## start Quoted text

I do hope that, after we have finally returned to outright barbarism, and some future Brother of St. Liebowitz manages to rev up the Internet again, he may find on some long-slumbering server this cautionary tale of what happens when you replace the monkeys' typewriters with Movable Type 2.64. Next Renaissance, let's get this thing right, shall we?
WELL, OK. What a story Peggy Noonan tells today! Apparently the U.S. Catholic Bishops had her over for some church talk. They were obliged to do so, Noonan says, because a previously invited group had included "only those who might be characterized as church liberals." So she and an unnamed cadre of hardcore old-church types (dressed like Knights of Columbus, chanting in Latin, and tinkling little bells, I like to imagine) were called in for balance, demonstrating once again that conservatives can indeed be convinced to support a fairness doctrine, so long as it benefits only themselves.

"In some small way the meeting was historic," says Noonan, showing her customary sense of proportion. Contrary to popular belief and outward appearances, she explains, the ermine-clad Bishops and Cardinals are a bunch of communistic, Dorothy Day types devoted to sharing the wealth and that Kiss-of-Peace thing everyone's been talking about since Vatican II, and for them to invite the likes of Peggy and her Opus Dei buddies is extraordinary -- which has me wondering: if it's really that way, then who muscled the peacenik prelates into it? Jesus? Their PR agency?

Noonan "had planned to address the teaching of Catholic doctrine" (no doubt demanding the reinstatement of metal ruler discipline in parochial schools), but the Holy Spirit gets up in that goblin-infested skull-stuffing of hers and she starts talking about predatory pervert priests. Aside from a few dollops of her patented suburban sense-memory schtik ("a man in the suburbs of America... in his Gap khaki slacks and his plaid shirt ironed so freshly this morning that you can still smell the spray starch"), this doesn't seem to be anything the Bishops couldn't have gotten from a year-old copy of Newsweek.

But then she starts talking about The Passion, Mel Gibson's Jesus epic, and how powerful she found one of its scenes. "When I said the words Christ spoke in the film," she reports, "my voice broke, and I couldn't continue speaking. I was embarrassed by this, but at the same time I thought, Well, OK. "

## end Quoted text
## start Stored records

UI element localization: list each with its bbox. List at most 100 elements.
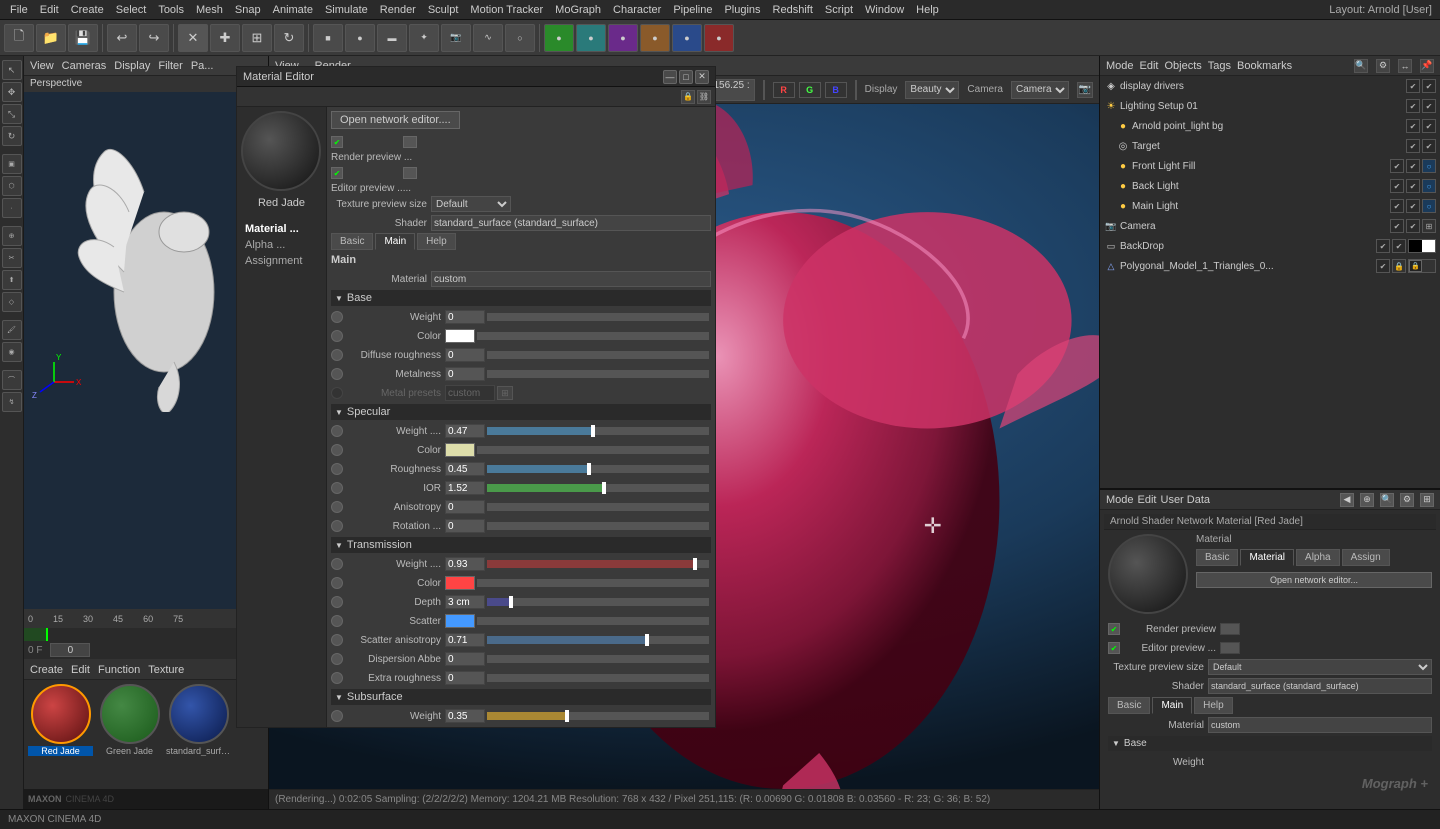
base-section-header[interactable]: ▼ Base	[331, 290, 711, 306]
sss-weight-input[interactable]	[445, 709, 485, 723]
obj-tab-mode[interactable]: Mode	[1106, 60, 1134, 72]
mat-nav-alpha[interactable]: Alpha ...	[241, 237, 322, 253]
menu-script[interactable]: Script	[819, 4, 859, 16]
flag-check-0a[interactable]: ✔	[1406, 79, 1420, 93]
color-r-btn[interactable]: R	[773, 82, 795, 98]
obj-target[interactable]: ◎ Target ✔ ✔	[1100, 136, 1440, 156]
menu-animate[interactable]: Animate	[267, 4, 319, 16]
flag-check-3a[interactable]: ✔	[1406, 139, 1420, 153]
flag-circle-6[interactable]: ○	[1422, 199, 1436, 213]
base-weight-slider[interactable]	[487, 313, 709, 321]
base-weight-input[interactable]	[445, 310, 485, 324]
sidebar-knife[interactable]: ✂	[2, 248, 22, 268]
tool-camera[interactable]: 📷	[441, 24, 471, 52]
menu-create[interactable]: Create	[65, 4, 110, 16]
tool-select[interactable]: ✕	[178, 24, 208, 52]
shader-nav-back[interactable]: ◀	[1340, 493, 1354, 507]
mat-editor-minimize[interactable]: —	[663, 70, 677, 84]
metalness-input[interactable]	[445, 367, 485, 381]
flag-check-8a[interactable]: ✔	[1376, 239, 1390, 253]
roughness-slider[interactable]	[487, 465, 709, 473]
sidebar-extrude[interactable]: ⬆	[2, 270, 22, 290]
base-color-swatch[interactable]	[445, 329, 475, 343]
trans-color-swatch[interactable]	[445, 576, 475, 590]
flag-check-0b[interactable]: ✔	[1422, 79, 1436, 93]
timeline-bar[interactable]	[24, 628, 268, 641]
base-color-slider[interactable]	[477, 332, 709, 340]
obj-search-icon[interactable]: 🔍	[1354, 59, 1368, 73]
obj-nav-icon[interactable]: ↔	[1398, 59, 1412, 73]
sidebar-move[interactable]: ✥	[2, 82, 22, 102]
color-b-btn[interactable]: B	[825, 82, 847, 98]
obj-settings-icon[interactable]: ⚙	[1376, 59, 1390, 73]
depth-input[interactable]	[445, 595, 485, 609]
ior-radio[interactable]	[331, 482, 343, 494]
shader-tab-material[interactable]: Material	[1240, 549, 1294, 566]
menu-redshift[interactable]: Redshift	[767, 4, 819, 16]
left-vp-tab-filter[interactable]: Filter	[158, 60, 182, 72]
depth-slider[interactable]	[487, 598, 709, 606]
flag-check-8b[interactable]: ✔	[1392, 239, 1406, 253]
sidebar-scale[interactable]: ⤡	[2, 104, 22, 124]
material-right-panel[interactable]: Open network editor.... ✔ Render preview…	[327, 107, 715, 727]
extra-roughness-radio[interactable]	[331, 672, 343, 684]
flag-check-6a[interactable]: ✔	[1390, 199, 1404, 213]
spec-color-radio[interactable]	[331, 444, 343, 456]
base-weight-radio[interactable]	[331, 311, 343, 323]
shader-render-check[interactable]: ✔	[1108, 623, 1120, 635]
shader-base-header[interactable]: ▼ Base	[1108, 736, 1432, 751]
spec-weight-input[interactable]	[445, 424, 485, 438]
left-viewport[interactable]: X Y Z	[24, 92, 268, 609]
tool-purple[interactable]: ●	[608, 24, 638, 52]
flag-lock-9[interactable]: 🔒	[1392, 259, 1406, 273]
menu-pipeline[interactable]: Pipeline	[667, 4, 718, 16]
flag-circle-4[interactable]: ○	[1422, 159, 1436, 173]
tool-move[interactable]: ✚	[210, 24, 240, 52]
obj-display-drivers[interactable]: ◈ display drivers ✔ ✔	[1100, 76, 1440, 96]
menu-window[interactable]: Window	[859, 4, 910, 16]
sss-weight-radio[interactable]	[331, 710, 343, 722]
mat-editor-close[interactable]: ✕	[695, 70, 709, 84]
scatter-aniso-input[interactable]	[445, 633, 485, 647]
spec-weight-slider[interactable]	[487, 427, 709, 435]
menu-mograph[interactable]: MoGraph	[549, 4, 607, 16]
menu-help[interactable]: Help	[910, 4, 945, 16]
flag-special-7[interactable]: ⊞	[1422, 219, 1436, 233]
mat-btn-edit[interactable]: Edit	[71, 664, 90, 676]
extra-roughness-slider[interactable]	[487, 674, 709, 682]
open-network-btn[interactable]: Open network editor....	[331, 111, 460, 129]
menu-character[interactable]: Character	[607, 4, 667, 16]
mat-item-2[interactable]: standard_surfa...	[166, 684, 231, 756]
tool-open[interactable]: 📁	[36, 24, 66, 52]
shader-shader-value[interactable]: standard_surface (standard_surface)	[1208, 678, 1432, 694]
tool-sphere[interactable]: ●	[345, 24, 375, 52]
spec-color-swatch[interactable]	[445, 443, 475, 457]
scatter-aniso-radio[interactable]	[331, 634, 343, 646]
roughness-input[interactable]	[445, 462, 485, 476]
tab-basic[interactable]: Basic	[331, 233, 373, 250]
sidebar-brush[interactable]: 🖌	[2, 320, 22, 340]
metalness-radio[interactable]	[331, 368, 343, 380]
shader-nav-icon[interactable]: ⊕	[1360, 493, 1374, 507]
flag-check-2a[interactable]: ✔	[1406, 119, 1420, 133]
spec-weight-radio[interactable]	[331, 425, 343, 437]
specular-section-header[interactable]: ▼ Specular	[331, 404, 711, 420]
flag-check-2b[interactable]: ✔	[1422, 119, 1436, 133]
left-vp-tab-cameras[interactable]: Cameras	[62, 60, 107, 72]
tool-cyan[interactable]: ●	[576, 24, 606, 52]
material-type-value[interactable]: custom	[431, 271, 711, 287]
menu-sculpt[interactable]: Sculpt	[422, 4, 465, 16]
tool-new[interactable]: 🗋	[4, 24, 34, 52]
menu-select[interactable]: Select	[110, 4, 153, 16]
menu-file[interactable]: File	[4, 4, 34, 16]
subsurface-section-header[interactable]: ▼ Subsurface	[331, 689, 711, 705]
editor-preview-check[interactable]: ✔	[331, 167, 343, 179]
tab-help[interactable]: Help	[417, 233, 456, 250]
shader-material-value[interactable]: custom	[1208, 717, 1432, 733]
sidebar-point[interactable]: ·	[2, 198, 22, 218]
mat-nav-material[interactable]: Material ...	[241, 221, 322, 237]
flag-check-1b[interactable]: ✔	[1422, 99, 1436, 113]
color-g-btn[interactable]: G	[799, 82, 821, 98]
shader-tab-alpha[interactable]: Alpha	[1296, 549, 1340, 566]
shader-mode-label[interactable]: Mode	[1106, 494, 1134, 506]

## end Stored records
## start Stored records

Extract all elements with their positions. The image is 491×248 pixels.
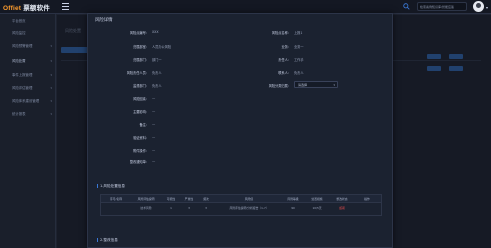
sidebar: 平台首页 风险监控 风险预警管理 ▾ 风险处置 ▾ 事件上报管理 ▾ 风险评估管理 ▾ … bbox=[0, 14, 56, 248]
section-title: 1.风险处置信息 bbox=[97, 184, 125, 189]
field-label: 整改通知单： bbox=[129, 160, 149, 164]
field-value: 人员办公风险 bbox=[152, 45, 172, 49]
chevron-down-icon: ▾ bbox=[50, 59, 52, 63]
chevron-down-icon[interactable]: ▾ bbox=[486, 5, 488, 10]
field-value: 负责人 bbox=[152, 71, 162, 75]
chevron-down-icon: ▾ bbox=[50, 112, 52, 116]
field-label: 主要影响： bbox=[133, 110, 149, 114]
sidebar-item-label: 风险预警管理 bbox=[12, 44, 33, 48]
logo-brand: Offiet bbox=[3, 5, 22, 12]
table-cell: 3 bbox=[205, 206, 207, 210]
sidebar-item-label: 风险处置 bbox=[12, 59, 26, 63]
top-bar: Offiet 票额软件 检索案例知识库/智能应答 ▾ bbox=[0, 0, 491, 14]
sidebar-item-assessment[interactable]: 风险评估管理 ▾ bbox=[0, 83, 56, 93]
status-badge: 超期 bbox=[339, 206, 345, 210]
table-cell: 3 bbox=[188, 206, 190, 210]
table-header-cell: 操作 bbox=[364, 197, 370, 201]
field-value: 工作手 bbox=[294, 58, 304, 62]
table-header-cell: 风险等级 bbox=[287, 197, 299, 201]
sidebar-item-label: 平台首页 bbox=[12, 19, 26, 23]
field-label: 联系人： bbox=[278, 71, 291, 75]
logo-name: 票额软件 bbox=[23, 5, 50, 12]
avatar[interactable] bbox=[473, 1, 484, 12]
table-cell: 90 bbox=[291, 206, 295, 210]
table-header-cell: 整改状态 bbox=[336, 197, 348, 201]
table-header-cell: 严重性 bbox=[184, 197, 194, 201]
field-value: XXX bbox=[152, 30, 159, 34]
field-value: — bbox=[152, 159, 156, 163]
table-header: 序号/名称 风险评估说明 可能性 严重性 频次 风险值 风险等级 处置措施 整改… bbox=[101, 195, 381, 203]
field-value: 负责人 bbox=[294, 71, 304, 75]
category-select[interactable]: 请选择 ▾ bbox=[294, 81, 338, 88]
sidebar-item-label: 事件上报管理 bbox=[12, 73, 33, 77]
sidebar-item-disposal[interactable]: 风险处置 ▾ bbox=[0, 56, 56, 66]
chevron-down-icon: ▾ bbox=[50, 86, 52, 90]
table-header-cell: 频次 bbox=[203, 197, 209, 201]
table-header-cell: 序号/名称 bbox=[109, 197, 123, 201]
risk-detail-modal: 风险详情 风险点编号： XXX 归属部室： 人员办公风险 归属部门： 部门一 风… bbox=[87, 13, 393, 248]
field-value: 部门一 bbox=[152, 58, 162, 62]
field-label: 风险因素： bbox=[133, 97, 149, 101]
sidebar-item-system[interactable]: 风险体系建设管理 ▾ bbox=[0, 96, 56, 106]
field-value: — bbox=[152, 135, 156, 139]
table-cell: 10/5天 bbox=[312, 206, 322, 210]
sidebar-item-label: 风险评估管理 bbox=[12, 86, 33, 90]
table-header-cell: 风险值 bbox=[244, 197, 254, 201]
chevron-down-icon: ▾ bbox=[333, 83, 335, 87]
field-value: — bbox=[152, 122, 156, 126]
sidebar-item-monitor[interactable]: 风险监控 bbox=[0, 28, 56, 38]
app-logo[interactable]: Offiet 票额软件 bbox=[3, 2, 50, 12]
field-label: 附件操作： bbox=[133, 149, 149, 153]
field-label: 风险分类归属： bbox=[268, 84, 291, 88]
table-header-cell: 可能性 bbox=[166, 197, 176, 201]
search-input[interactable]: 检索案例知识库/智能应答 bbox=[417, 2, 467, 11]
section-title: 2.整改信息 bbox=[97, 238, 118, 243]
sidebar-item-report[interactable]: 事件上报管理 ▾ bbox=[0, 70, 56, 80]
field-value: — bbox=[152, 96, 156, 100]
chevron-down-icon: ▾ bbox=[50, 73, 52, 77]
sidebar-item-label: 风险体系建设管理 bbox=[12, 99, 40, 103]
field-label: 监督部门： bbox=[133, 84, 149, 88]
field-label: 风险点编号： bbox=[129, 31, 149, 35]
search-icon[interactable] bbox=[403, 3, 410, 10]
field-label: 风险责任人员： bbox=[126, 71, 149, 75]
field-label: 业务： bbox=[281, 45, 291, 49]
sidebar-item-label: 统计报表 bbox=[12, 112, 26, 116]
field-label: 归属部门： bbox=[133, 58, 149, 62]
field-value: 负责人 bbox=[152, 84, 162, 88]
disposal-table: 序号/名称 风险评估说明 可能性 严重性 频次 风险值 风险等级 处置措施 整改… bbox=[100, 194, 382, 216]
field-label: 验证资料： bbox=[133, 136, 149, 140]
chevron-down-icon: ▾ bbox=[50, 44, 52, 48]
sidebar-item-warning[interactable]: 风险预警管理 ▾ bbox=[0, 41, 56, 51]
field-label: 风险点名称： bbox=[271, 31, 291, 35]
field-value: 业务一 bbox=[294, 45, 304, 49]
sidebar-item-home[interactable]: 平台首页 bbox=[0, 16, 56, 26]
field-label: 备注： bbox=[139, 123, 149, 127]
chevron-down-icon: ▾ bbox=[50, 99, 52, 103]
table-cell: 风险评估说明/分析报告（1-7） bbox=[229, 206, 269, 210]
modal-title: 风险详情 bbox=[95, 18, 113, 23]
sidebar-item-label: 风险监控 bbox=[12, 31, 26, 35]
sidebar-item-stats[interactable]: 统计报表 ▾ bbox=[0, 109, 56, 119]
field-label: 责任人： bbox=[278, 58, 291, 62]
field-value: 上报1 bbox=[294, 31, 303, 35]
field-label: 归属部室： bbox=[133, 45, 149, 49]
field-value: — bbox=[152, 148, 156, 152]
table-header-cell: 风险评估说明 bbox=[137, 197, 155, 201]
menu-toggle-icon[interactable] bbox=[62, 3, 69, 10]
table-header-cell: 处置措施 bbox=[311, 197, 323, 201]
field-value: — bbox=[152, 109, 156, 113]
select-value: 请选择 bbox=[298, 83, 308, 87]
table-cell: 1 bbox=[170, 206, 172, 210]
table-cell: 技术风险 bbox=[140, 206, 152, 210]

## end Stored records

**Exercise requirements:**
[A] In the blog post about Peggy Noonan above, why does it say the U.S. Catholic Bishops were obliged to invite Noonan and her group?
[B] Carry on the blog post about Peggy Noonan from its final line.

**Results:**
[A] According to Noonan, a group invited earlier had included "only those who might be characterized as church liberals." So she and the other conservative guests were brought in for balance.

[B]
(And this solves a mystery for me: I had often wondered whether Noonan ever felt embarrassment at all. I thought maybe the little clouds of righteousness and Reaganism that suffocate her prose also insulate her from any awareness of her own preposterousness. Now I know how she deals: Well, OK. I plan to try it myself sometime, next time I get shitfaced drunk and embarrass myself at a party, or at a department meeting.)

And then she makes her pitch:
I said the leaders of the church should now -- 'tomorrow, first thing' -- take the mansions they live in and turn them into schools for children who have nothing, and take the big black cars they ride in and turn them into school buses... And take the subway to work like the other Americans, and talk to the people there... they could tell you how hard it is to reconcile the world with their belief and faith, and you could say to them, Buddy, ain't it the truth.

Can you imagine how this must have gone over with the Bishops? Sadly, Noonan cannot. "The response from the bishops and the cardinal was not clear to me," she writes. "They did not refer to any of my points in their remarks afterward. When the meeting ended I tried to find Cardinal McCarrick to speak with him, but he was gone."

No doubt His Eminence was hiding in the men's room, waiting for one of his aides to let him know when the crazy lady was gone.

This is Noonan's first column since June. Perhaps they haven't let her handle anything sharp in the interim, but I'm thrilled to see she's taken up the pen again. I have a feeling she's on a cusp of some truly memorable prose, comparable to Nijinsky's Diaries or De Quincey's Confessions. Remember: you heard it here first.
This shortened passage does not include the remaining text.